(Saved entries)
■ ■ ■ ■ ■

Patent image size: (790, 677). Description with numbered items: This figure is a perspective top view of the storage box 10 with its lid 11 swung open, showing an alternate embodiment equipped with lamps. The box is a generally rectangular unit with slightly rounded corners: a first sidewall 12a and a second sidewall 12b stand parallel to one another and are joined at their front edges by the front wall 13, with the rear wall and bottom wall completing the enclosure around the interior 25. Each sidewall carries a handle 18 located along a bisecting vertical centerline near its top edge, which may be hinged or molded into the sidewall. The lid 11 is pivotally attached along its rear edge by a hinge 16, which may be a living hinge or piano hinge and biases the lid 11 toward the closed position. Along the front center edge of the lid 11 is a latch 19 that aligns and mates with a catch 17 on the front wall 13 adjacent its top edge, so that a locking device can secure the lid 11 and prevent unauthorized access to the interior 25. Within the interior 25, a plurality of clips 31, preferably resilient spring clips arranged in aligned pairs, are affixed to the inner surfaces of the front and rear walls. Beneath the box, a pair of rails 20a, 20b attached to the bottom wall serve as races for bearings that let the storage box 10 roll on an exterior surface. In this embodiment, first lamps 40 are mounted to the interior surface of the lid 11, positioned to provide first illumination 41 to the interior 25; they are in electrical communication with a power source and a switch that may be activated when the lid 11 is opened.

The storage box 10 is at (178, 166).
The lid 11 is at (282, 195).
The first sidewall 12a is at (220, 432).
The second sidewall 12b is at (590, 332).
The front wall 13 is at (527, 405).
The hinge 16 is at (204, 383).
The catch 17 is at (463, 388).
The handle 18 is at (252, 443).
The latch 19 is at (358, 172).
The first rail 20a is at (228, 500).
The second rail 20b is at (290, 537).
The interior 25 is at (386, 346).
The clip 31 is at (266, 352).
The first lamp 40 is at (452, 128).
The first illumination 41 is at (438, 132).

■ ■ ■ ■ ■

## Task instructions
Rewrite the lines from the start through the line containing "The lid 11 is at (282, 195).", changing "swung open" to "raised" and leaving everything else as it is. Give back only those lines.

## The response
Patent image size: (790, 677). Description with numbered items: This figure is a perspective top view of the storage box 10 with its lid 11 raised, showing an alternate embodiment equipped with lamps. The box is a generally rectangular unit with slightly rounded corners: a first sidewall 12a and a second sidewall 12b stand parallel to one another and are joined at their front edges by the front wall 13, with the rear wall and bottom wall completing the enclosure around the interior 25. Each sidewall carries a handle 18 located along a bisecting vertical centerline near its top edge, which may be hinged or molded into the sidewall. The lid 11 is pivotally attached along its rear edge by a hinge 16, which may be a living hinge or piano hinge and biases the lid 11 toward the closed position. Along the front center edge of the lid 11 is a latch 19 that aligns and mates with a catch 17 on the front wall 13 adjacent its top edge, so that a locking device can secure the lid 11 and prevent unauthorized access to the interior 25. Within the interior 25, a plurality of clips 31, preferably resilient spring clips arranged in aligned pairs, are affixed to the inner surfaces of the front and rear walls. Beneath the box, a pair of rails 20a, 20b attached to the bottom wall serve as races for bearings that let the storage box 10 roll on an exterior surface. In this embodiment, first lamps 40 are mounted to the interior surface of the lid 11, positioned to provide first illumination 41 to the interior 25; they are in electrical communication with a power source and a switch that may be activated when the lid 11 is opened.

The storage box 10 is at (178, 166).
The lid 11 is at (282, 195).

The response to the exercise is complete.